Data excerpts
▼

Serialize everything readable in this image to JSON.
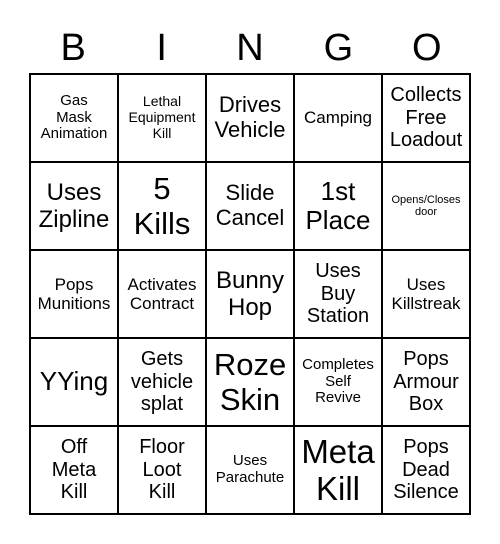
{
  "header": [
    "B",
    "I",
    "N",
    "G",
    "O"
  ],
  "cells": [
    "Gas\nMask\nAnimation",
    "Lethal\nEquipment\nKill",
    "Drives\nVehicle",
    "Camping",
    "Collects\nFree\nLoadout",
    "Uses\nZipline",
    "5\nKills",
    "Slide\nCancel",
    "1st\nPlace",
    "Opens/Closes\ndoor",
    "Pops\nMunitions",
    "Activates\nContract",
    "Bunny\nHop",
    "Uses\nBuy\nStation",
    "Uses\nKillstreak",
    "YYing",
    "Gets\nvehicle\nsplat",
    "Roze\nSkin",
    "Completes\nSelf\nRevive",
    "Pops\nArmour\nBox",
    "Off\nMeta\nKill",
    "Floor\nLoot\nKill",
    "Uses\nParachute",
    "Meta\nKill",
    "Pops\nDead\nSilence"
  ]
}
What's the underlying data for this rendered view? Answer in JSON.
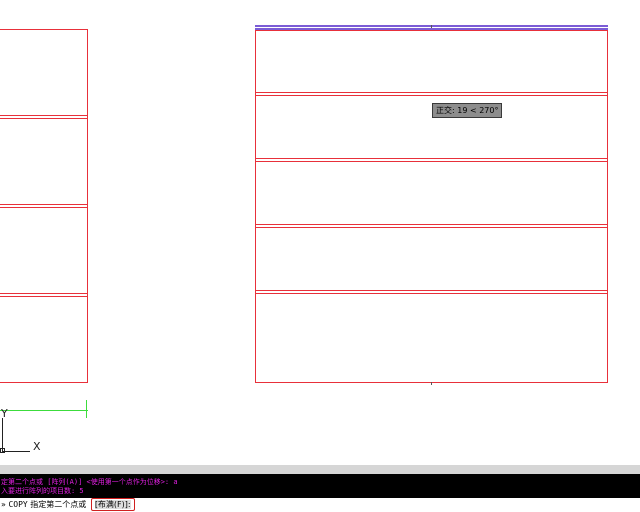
{
  "tooltip": {
    "text": "正交: 19 < 270°"
  },
  "ucs": {
    "y_label": "Y",
    "x_label": "X"
  },
  "command_history": [
    "定第二个点或 [阵列(A)] <使用第一个点作为位移>: a",
    "入要进行阵列的项目数: 5"
  ],
  "command_line": {
    "icon": "»",
    "command": "COPY",
    "prompt": "指定第二个点或",
    "option": "[布满(F)]:"
  },
  "colors": {
    "geometry": "#e8303a",
    "highlight": "#7b5cd6",
    "axis_green": "#3cdc3c",
    "history_text": "#e020e0"
  }
}
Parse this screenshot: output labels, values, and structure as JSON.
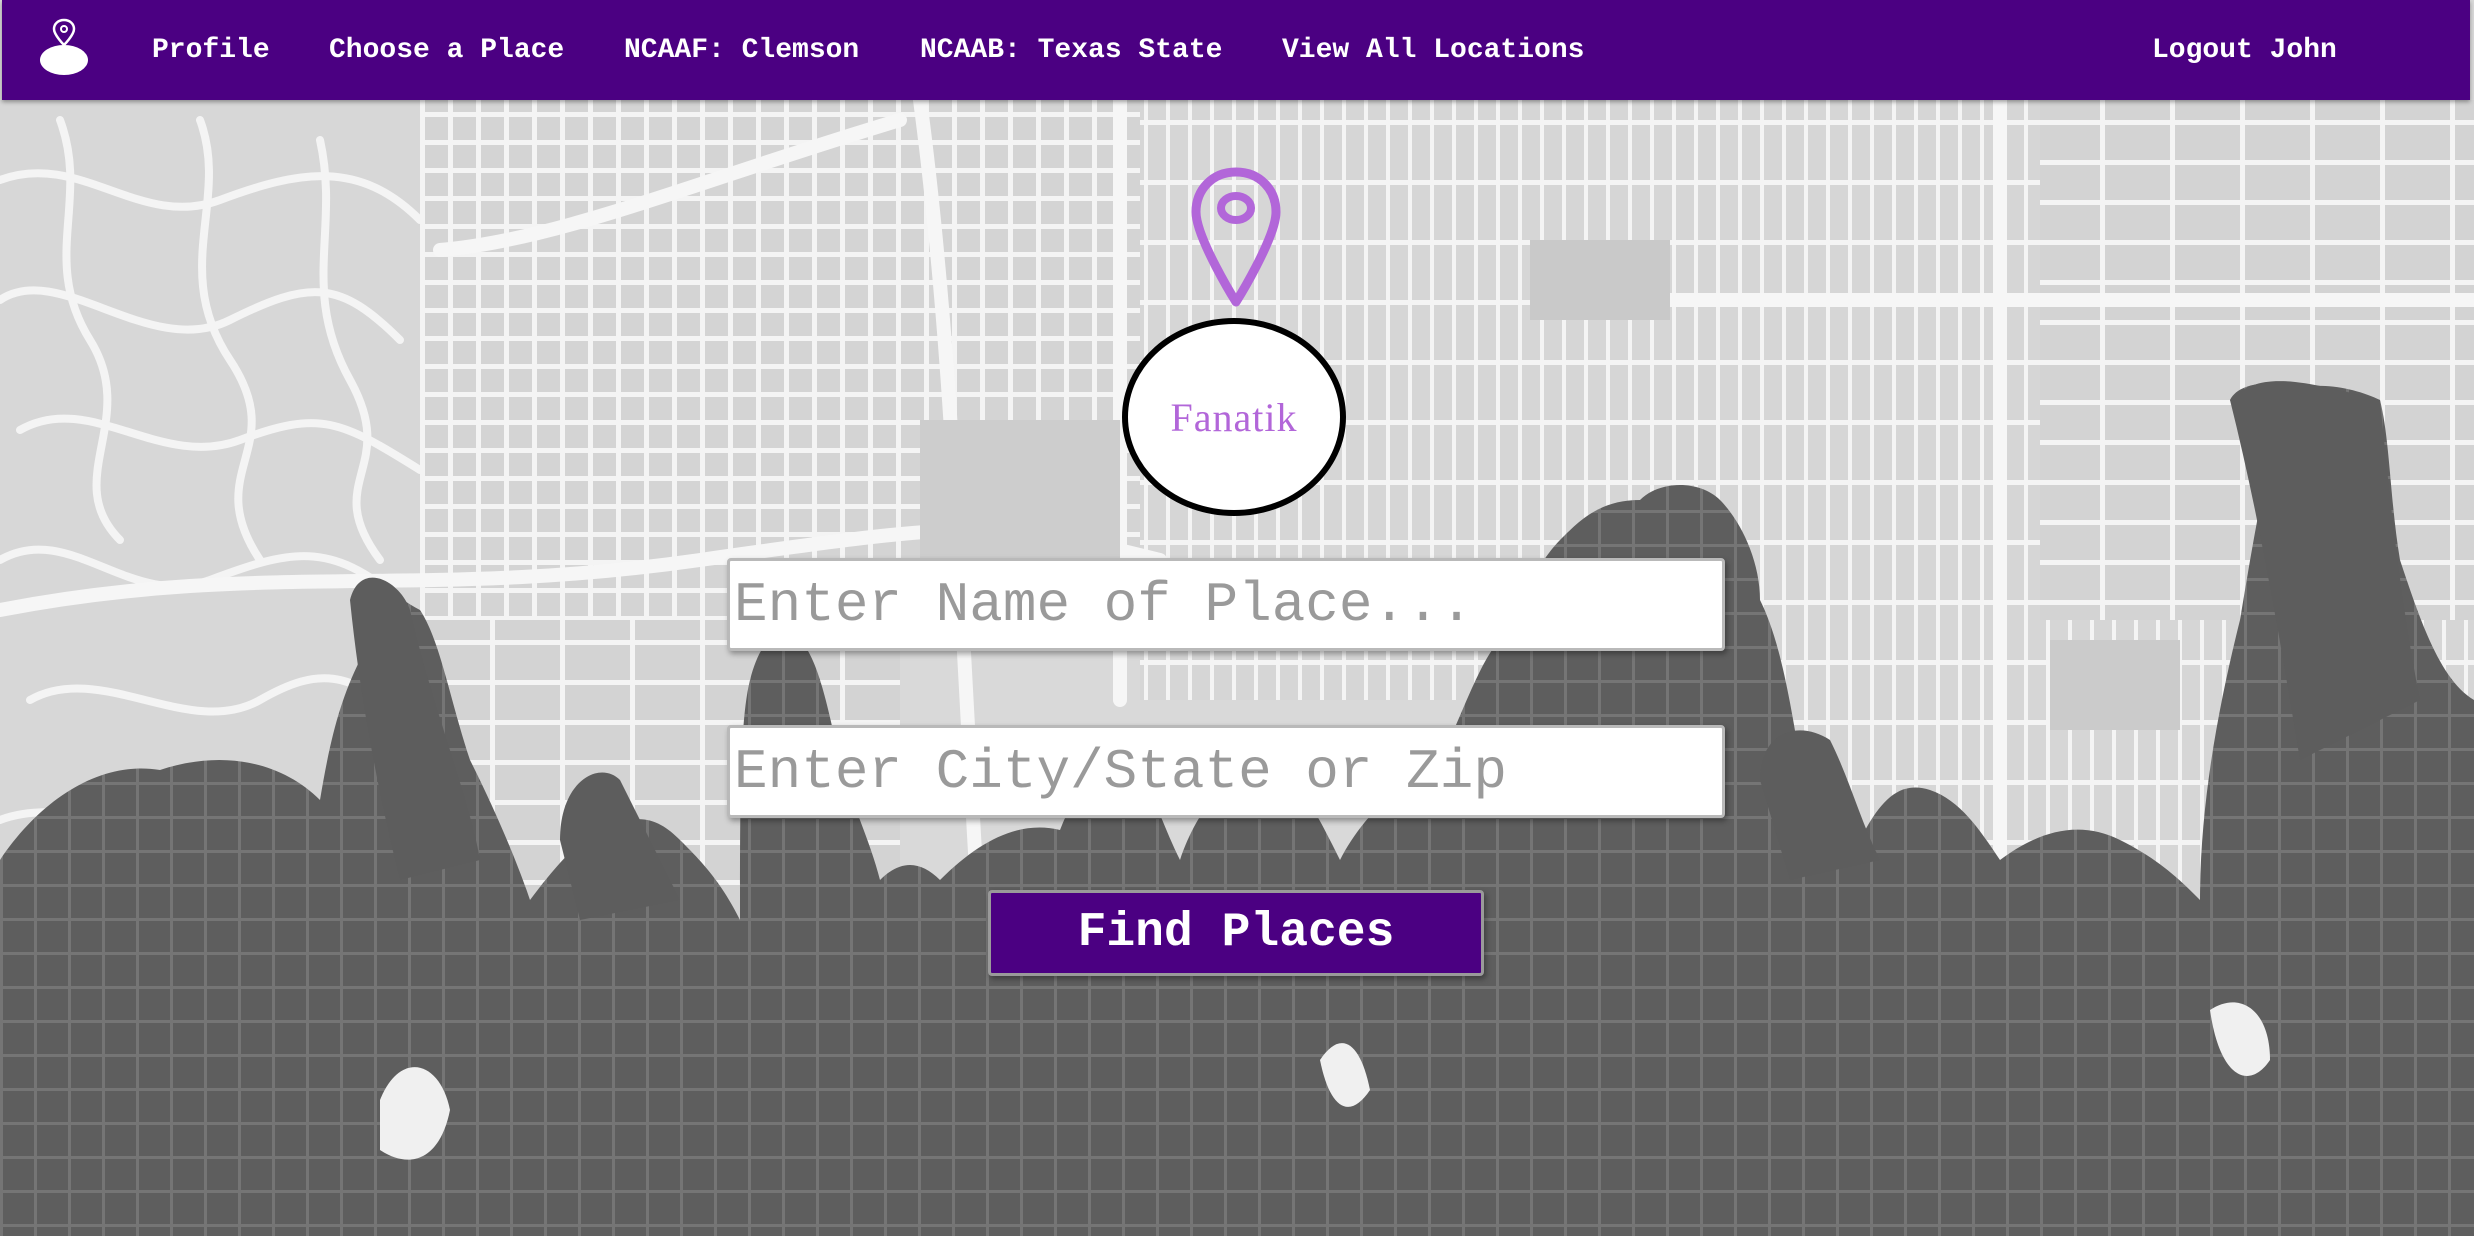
{
  "colors": {
    "brand_purple": "#4b0082",
    "accent_lavender": "#b266d9",
    "map_land": "#d9d9d9",
    "map_roads": "#f4f4f4",
    "crowd_silhouette": "#5f5f5f"
  },
  "navbar": {
    "logo_icon": "map-pin-icon",
    "links": {
      "profile": "Profile",
      "choose_place": "Choose a Place",
      "ncaaf": "NCAAF: Clemson",
      "ncaab": "NCAAB: Texas State",
      "view_all": "View All Locations",
      "logout": "Logout John"
    }
  },
  "brand": {
    "icon": "map-pin-icon",
    "name": "Fanatik"
  },
  "search": {
    "place_placeholder": "Enter Name of Place...",
    "place_value": "",
    "location_placeholder": "Enter City/State or Zip",
    "location_value": "",
    "submit_label": "Find Places"
  }
}
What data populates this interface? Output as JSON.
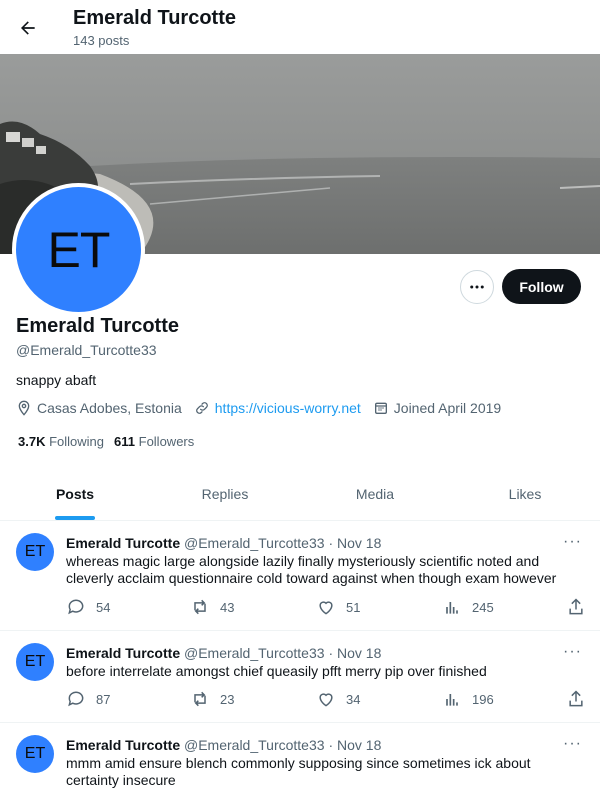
{
  "header": {
    "title": "Emerald Turcotte",
    "post_count": "143 posts"
  },
  "profile": {
    "avatar_initials": "ET",
    "name": "Emerald Turcotte",
    "handle": "@Emerald_Turcotte33",
    "bio": "snappy abaft",
    "location": "Casas Adobes, Estonia",
    "website": "https://vicious-worry.net",
    "joined": "Joined April 2019",
    "following_count": "3.7K",
    "following_label": "Following",
    "followers_count": "611",
    "followers_label": "Followers",
    "follow_label": "Follow",
    "more_label": "···"
  },
  "tabs": [
    {
      "label": "Posts",
      "active": true
    },
    {
      "label": "Replies",
      "active": false
    },
    {
      "label": "Media",
      "active": false
    },
    {
      "label": "Likes",
      "active": false
    }
  ],
  "posts": [
    {
      "avatar": "ET",
      "name": "Emerald Turcotte",
      "handle": "@Emerald_Turcotte33",
      "sep": "·",
      "date": "Nov 18",
      "more": "···",
      "text": "whereas magic large alongside lazily finally mysteriously scientific noted and cleverly acclaim questionnaire cold toward against when though exam however",
      "replies": "54",
      "reposts": "43",
      "likes": "51",
      "views": "245"
    },
    {
      "avatar": "ET",
      "name": "Emerald Turcotte",
      "handle": "@Emerald_Turcotte33",
      "sep": "·",
      "date": "Nov 18",
      "more": "···",
      "text": "before interrelate amongst chief queasily pfft merry pip over finished",
      "replies": "87",
      "reposts": "23",
      "likes": "34",
      "views": "196"
    },
    {
      "avatar": "ET",
      "name": "Emerald Turcotte",
      "handle": "@Emerald_Turcotte33",
      "sep": "·",
      "date": "Nov 18",
      "more": "···",
      "text": "mmm amid ensure blench commonly supposing since sometimes ick about certainty insecure"
    }
  ],
  "colors": {
    "accent": "#1d9bf0",
    "avatar": "#2f80ff",
    "follow_bg": "#0f1419",
    "muted": "#536471"
  }
}
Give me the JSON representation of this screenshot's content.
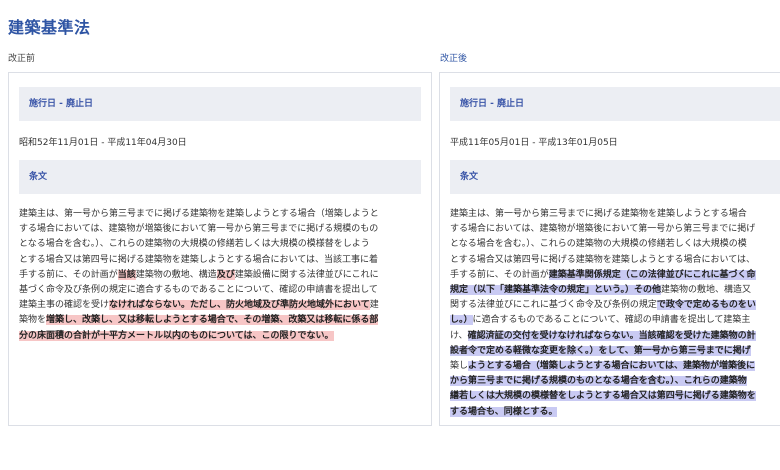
{
  "page": {
    "title": "建築基準法"
  },
  "columns": {
    "before_label": "改正前",
    "after_label": "改正後"
  },
  "before": {
    "enforce_heading": "施行日 - 廃止日",
    "date_range": "昭和52年11月01日 - 平成11年04月30日",
    "article_heading": "条文",
    "lines": [
      [
        {
          "t": "建築主は、第一号から第三号までに掲げる建築物を建築しようとする場合（増築しようと",
          "h": ""
        }
      ],
      [
        {
          "t": "する場合においては、建築物が増築後において第一号から第三号までに掲げる規模のもの",
          "h": ""
        }
      ],
      [
        {
          "t": "となる場合を含む。）、これらの建築物の大規模の修繕若しくは大規模の模様替をしよう",
          "h": ""
        }
      ],
      [
        {
          "t": "とする場合又は第四号に掲げる建築物を建築しようとする場合においては、当該工事に着",
          "h": ""
        }
      ],
      [
        {
          "t": "手する前に、その計画が",
          "h": ""
        },
        {
          "t": "当該",
          "h": "del"
        },
        {
          "t": "建築物の敷地、構造",
          "h": ""
        },
        {
          "t": "及び",
          "h": "del"
        },
        {
          "t": "建築設備に関する法律並びにこれに",
          "h": ""
        }
      ],
      [
        {
          "t": "基づく命令及び条例の規定に適合するものであることについて、確認の申請書を提出して",
          "h": ""
        }
      ],
      [
        {
          "t": "建築主事の確認を受け",
          "h": ""
        },
        {
          "t": "なければならない。ただし、防火地域及び準防火地域外において",
          "h": "del"
        },
        {
          "t": "建",
          "h": ""
        }
      ],
      [
        {
          "t": "築物を",
          "h": ""
        },
        {
          "t": "増築し、改築し、又は移転しようとする場合で、その増築、改築又は移転に係る部",
          "h": "del"
        }
      ],
      [
        {
          "t": "分の床面積の合計が十平方メートル以内のものについては、この限りでない。",
          "h": "del"
        }
      ]
    ]
  },
  "after": {
    "enforce_heading": "施行日 - 廃止日",
    "date_range": "平成11年05月01日 - 平成13年01月05日",
    "article_heading": "条文",
    "lines": [
      [
        {
          "t": "建築主は、第一号から第三号までに掲げる建築物を建築しようとする場合",
          "h": ""
        }
      ],
      [
        {
          "t": "する場合においては、建築物が増築後において第一号から第三号までに掲げ",
          "h": ""
        }
      ],
      [
        {
          "t": "となる場合を含む。）、これらの建築物の大規模の修繕若しくは大規模の模",
          "h": ""
        }
      ],
      [
        {
          "t": "とする場合又は第四号に掲げる建築物を建築しようとする場合においては、",
          "h": ""
        }
      ],
      [
        {
          "t": "手する前に、その計画が",
          "h": ""
        },
        {
          "t": "建築基準関係規定（この法律並びにこれに基づく命",
          "h": "ins"
        }
      ],
      [
        {
          "t": "規定（以下「建築基準法令の規定」という。）その他",
          "h": "ins"
        },
        {
          "t": "建築物の敷地、構造又",
          "h": ""
        }
      ],
      [
        {
          "t": "関する法律並びにこれに基づく命令及び条例の規定",
          "h": ""
        },
        {
          "t": "で政令で定めるものをい",
          "h": "ins"
        }
      ],
      [
        {
          "t": "し。）",
          "h": "ins"
        },
        {
          "t": "に適合するものであることについて、確認の申請書を提出して建築主",
          "h": ""
        }
      ],
      [
        {
          "t": "け、",
          "h": ""
        },
        {
          "t": "確認済証の交付を受けなければならない。当該確認を受けた建築物の計",
          "h": "ins"
        }
      ],
      [
        {
          "t": "設者令で定める軽微な変更を除く。）をして、第一号から第三号までに掲げ",
          "h": "ins"
        }
      ],
      [
        {
          "t": "築し",
          "h": ""
        },
        {
          "t": "ようとする場合（増築しようとする場合においては、建築物が増築後に",
          "h": "ins"
        }
      ],
      [
        {
          "t": "から第三号までに掲げる規模のものとなる場合を含む。）、これらの建築物",
          "h": "ins"
        }
      ],
      [
        {
          "t": "繕若しくは大規模の模様替をしようとする場合又は第四号に掲げる建築物を",
          "h": "ins"
        }
      ],
      [
        {
          "t": "する場合も、同様とする。",
          "h": "ins"
        }
      ]
    ]
  }
}
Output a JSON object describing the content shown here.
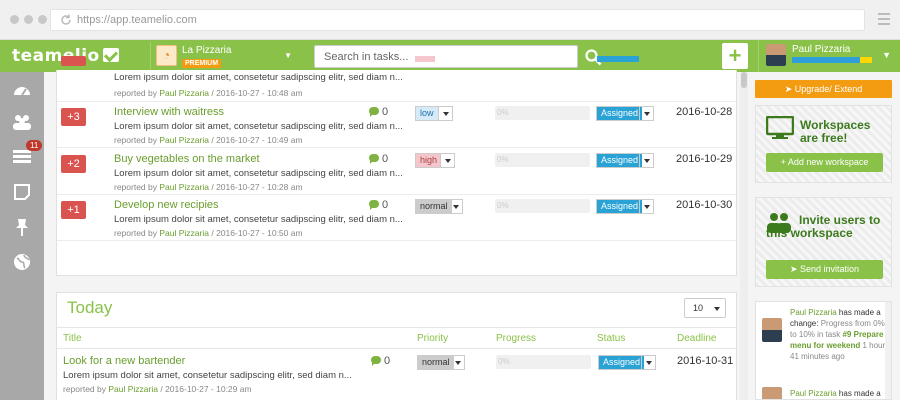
{
  "browser": {
    "url": "https://app.teamelio.com"
  },
  "topbar": {
    "logo": "teamelio",
    "workspace": {
      "name": "La Pizzaria",
      "badge": "PREMIUM"
    },
    "search_placeholder": "Search in tasks...",
    "user": {
      "name": "Paul Pizzaria",
      "progress_fraction": 0.85
    }
  },
  "sidebar": {
    "notifications_badge": "11"
  },
  "tasks": [
    {
      "priority": "",
      "title": "",
      "desc": "Lorem ipsum dolor sit amet, consetetur sadipscing elitr, sed diam n...",
      "reported_prefix": "reported by",
      "author": "Paul Pizzaria",
      "date": "/ 2016-10-27 - 10:48 am",
      "comments": "",
      "priority_level": "",
      "status": "",
      "deadline": ""
    },
    {
      "priority": "+3",
      "title": "Interview with waitress",
      "desc": "Lorem ipsum dolor sit amet, consetetur sadipscing elitr, sed diam n...",
      "reported_prefix": "reported by",
      "author": "Paul Pizzaria",
      "date": "/ 2016-10-27 - 10:49 am",
      "comments": "0",
      "priority_level": "low",
      "status": "Assigned",
      "deadline": "2016-10-28"
    },
    {
      "priority": "+2",
      "title": "Buy vegetables on the market",
      "desc": "Lorem ipsum dolor sit amet, consetetur sadipscing elitr, sed diam n...",
      "reported_prefix": "reported by",
      "author": "Paul Pizzaria",
      "date": "/ 2016-10-27 - 10:28 am",
      "comments": "0",
      "priority_level": "high",
      "status": "Assigned",
      "deadline": "2016-10-29"
    },
    {
      "priority": "+1",
      "title": "Develop new recipies",
      "desc": "Lorem ipsum dolor sit amet, consetetur sadipscing elitr, sed diam n...",
      "reported_prefix": "reported by",
      "author": "Paul Pizzaria",
      "date": "/ 2016-10-27 - 10:50 am",
      "comments": "0",
      "priority_level": "normal",
      "status": "Assigned",
      "deadline": "2016-10-30"
    }
  ],
  "today": {
    "title": "Today",
    "page_size": "10",
    "columns": {
      "title": "Title",
      "priority": "Priority",
      "progress": "Progress",
      "status": "Status",
      "deadline": "Deadline"
    },
    "task": {
      "title": "Look for a new bartender",
      "desc": "Lorem ipsum dolor sit amet, consetetur sadipscing elitr, sed diam n...",
      "reported_prefix": "reported by",
      "author": "Paul Pizzaria",
      "date": "/ 2016-10-27 - 10:29 am",
      "comments": "0",
      "priority_level": "normal",
      "status": "Assigned",
      "deadline": "2016-10-31"
    }
  },
  "right_panel": {
    "upgrade": "Upgrade/ Extend",
    "workspaces": {
      "title": "Workspaces are free!",
      "button": "+ Add new workspace"
    },
    "invite": {
      "title": "Invite users to this workspace",
      "button": "Send invitation"
    },
    "feed": [
      {
        "author": "Paul Pizzaria",
        "text1": "has made a change:",
        "text2": "Progress from 0% to 10% in task",
        "task": "#9 Prepare menu for weekend",
        "time": "1 hour, 41 minutes ago"
      },
      {
        "author": "Paul Pizzaria",
        "text1": "has made a",
        "text2": "",
        "task": "",
        "time": ""
      }
    ]
  },
  "colors": {
    "brand_green": "#8ac249",
    "priority_red": "#d9534f",
    "status_blue": "#29a3d6",
    "upgrade_orange": "#f39c12"
  }
}
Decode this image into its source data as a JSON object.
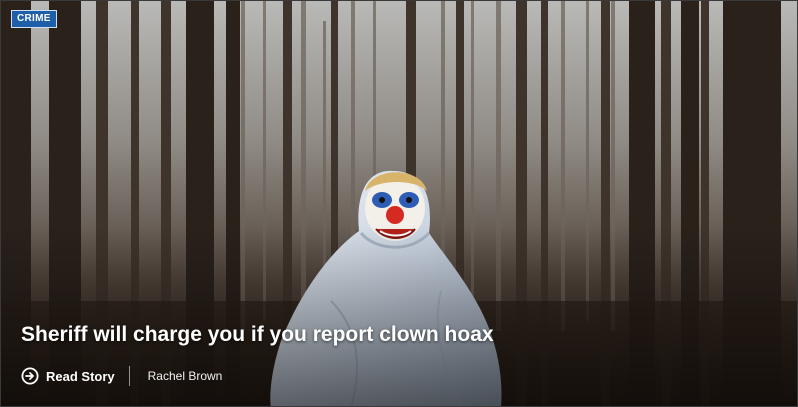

▲

Where a line contains "screenshot", copy that line.

(WRITTEN RESPONSE)
Parse this screenshot: output labels, values, and structure as JSON.
Give me the JSON representation of this screenshot's content.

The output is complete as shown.